*The data*.
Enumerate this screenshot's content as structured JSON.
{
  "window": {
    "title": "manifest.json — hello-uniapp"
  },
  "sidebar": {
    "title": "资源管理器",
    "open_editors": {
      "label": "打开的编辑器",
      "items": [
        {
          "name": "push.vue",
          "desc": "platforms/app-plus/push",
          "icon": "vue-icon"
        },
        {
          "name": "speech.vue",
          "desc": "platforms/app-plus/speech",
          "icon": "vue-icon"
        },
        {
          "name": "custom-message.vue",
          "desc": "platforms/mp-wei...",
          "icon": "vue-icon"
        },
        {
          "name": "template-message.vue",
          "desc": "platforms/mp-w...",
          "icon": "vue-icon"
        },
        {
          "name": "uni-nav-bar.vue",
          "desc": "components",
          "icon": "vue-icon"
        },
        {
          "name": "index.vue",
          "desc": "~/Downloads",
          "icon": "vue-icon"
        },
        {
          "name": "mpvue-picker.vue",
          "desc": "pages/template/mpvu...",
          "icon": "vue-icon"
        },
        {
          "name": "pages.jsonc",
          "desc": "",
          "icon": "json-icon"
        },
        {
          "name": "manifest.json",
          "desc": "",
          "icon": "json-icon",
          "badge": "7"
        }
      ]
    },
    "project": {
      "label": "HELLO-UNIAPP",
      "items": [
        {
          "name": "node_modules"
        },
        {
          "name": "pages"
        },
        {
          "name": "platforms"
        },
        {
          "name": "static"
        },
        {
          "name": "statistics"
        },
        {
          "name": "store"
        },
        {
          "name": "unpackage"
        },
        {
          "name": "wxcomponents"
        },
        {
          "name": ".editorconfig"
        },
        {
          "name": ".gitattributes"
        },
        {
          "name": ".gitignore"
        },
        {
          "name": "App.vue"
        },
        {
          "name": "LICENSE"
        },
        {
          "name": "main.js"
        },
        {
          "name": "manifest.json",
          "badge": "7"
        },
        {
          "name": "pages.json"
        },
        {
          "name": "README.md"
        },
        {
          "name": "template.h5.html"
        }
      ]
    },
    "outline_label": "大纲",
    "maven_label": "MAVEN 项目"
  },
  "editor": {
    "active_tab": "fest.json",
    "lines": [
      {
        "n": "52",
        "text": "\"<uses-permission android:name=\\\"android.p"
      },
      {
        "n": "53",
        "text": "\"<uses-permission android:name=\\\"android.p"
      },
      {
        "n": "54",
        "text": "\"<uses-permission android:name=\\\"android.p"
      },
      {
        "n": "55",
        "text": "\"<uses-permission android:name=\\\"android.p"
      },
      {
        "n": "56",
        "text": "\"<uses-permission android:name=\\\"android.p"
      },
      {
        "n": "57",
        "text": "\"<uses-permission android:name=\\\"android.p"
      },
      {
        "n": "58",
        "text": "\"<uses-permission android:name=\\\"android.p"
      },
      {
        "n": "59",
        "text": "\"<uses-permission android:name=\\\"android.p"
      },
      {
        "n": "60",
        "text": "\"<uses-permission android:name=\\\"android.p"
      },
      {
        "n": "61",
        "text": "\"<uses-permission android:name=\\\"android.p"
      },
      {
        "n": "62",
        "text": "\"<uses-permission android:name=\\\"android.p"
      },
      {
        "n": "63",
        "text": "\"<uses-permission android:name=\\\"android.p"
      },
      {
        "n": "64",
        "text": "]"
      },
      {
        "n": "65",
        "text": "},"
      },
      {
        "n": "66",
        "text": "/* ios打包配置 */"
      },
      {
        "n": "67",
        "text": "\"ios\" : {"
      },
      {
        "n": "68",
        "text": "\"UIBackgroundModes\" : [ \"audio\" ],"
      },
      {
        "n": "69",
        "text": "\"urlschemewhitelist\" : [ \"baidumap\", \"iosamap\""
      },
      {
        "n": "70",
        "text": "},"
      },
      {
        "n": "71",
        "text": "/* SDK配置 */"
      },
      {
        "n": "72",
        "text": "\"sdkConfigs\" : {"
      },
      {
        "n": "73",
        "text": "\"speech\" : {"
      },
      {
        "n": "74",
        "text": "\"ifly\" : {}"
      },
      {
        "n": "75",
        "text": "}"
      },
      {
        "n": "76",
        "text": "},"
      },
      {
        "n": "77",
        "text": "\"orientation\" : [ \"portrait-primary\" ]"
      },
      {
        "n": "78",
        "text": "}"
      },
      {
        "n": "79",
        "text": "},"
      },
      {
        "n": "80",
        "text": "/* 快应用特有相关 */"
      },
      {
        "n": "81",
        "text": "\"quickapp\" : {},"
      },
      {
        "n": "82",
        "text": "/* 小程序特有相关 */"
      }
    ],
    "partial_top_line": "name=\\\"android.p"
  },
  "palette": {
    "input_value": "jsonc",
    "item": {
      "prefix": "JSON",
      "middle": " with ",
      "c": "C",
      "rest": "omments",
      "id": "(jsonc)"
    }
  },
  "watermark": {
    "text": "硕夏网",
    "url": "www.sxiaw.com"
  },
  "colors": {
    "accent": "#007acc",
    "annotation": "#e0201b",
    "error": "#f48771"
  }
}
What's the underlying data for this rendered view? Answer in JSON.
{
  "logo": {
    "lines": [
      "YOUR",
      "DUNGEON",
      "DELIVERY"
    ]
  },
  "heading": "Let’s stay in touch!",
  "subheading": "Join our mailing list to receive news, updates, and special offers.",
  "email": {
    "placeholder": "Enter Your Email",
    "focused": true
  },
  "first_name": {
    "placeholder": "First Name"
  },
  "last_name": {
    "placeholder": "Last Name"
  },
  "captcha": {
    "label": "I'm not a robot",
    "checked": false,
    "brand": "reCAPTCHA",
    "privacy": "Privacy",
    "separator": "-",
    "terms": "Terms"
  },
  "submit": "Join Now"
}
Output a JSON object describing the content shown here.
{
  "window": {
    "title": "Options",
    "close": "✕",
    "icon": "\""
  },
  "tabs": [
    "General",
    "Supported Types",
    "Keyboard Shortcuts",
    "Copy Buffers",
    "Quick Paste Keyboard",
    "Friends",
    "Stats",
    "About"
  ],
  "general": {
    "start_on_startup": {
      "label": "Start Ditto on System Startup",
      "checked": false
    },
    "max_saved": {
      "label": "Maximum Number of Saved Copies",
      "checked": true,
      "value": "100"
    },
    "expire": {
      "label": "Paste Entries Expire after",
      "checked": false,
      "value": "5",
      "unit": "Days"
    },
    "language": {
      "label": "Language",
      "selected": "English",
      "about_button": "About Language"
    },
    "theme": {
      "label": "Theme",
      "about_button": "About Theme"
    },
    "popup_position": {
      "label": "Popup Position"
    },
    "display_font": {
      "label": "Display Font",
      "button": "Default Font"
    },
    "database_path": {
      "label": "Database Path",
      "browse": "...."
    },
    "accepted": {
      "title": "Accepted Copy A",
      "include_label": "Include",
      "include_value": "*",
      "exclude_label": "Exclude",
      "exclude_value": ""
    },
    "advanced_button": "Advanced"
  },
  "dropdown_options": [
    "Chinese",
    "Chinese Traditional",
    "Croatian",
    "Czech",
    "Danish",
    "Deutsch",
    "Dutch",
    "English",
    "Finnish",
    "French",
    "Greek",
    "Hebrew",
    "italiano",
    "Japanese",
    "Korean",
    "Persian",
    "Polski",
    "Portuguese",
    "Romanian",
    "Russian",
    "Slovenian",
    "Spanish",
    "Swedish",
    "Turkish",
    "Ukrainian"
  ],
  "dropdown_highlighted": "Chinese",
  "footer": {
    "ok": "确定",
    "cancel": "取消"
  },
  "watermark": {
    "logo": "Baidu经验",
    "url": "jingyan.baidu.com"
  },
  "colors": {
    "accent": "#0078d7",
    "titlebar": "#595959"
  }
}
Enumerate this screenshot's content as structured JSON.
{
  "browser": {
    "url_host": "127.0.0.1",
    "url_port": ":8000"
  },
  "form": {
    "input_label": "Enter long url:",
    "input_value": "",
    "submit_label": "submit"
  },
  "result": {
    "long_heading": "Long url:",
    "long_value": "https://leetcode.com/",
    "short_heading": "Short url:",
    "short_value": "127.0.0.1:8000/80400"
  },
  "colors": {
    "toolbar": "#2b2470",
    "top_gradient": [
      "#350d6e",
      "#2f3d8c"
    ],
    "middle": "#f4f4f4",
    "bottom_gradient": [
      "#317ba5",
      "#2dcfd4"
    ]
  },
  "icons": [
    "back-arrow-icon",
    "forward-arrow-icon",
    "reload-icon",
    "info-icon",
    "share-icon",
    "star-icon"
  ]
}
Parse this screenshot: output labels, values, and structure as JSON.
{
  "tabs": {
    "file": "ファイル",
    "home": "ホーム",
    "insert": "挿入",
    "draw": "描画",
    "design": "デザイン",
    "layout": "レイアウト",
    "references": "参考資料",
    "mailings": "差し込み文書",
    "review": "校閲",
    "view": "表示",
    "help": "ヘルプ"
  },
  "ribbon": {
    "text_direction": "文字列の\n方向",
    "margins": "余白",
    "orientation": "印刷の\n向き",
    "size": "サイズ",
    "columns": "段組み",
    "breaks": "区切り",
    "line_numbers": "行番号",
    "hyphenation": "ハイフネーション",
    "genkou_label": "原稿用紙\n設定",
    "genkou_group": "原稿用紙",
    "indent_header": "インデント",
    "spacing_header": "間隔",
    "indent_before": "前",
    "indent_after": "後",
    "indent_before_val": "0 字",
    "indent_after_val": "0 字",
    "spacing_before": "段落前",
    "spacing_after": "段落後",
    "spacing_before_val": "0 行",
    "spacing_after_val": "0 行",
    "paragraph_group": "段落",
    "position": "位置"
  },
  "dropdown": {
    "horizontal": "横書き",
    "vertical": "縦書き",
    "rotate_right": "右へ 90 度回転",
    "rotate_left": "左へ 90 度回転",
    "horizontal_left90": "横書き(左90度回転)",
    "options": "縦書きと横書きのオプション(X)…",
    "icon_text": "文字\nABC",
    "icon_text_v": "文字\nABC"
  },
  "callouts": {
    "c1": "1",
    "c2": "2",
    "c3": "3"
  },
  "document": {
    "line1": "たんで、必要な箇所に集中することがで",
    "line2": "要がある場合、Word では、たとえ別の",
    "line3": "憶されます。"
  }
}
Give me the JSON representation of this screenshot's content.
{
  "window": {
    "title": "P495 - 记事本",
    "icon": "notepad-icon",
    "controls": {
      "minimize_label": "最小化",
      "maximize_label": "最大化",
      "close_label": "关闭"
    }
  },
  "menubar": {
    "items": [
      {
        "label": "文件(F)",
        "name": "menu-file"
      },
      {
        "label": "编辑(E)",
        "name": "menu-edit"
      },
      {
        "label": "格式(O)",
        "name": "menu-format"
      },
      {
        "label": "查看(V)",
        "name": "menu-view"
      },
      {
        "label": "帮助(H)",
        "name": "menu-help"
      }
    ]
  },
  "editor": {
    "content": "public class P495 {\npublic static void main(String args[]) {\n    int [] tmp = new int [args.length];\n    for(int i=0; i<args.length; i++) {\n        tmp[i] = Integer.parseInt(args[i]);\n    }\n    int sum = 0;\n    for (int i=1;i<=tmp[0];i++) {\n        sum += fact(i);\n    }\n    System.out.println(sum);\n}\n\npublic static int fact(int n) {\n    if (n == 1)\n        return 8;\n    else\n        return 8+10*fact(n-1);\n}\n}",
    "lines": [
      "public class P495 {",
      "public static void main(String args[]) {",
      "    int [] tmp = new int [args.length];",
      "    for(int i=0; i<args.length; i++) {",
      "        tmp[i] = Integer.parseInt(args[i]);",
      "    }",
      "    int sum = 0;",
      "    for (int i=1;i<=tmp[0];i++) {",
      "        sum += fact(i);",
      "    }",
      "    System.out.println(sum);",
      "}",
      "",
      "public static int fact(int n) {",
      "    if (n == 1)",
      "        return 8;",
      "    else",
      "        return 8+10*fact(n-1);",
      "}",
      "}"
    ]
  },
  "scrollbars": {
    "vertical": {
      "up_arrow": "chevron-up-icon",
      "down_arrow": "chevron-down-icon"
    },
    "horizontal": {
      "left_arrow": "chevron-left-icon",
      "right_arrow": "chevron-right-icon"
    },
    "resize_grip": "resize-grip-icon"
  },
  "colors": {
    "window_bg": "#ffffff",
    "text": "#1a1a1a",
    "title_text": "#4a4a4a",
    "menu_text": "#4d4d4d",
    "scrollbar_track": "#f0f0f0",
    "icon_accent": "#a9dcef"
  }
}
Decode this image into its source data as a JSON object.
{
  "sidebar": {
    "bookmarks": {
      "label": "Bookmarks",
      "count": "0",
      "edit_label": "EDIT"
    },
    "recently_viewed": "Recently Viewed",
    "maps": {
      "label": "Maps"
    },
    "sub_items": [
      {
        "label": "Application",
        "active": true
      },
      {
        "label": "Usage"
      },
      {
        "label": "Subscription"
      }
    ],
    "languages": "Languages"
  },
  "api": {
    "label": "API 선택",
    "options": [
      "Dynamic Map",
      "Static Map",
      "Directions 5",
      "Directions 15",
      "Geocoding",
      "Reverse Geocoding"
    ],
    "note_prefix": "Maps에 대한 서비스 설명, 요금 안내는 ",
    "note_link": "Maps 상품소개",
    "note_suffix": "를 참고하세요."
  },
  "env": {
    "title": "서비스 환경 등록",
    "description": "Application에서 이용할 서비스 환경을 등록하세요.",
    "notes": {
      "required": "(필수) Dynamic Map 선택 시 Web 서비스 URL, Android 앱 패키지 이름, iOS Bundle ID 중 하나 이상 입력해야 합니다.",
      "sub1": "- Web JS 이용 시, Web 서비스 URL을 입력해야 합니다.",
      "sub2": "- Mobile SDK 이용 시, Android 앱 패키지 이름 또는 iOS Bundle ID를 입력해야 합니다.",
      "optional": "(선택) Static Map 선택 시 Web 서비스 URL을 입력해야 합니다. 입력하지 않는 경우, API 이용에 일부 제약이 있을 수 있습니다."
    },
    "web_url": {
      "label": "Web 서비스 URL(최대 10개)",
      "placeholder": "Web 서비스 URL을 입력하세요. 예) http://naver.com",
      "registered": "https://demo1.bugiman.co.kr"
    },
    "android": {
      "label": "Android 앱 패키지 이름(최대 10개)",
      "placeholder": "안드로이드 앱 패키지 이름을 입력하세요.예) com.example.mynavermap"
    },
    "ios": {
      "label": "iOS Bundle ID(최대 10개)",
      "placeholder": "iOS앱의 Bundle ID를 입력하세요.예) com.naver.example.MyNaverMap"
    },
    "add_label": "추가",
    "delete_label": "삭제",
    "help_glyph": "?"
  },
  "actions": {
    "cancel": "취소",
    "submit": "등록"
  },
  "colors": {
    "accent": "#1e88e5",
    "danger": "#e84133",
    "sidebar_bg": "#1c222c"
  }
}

*Written instruction*.
Using the listing above, return all lines where the word "jsonc" occurs.

*Worked solution*.
          "name": "pages.jsonc",
    "input_value": "jsonc",
      "id": "(jsonc)"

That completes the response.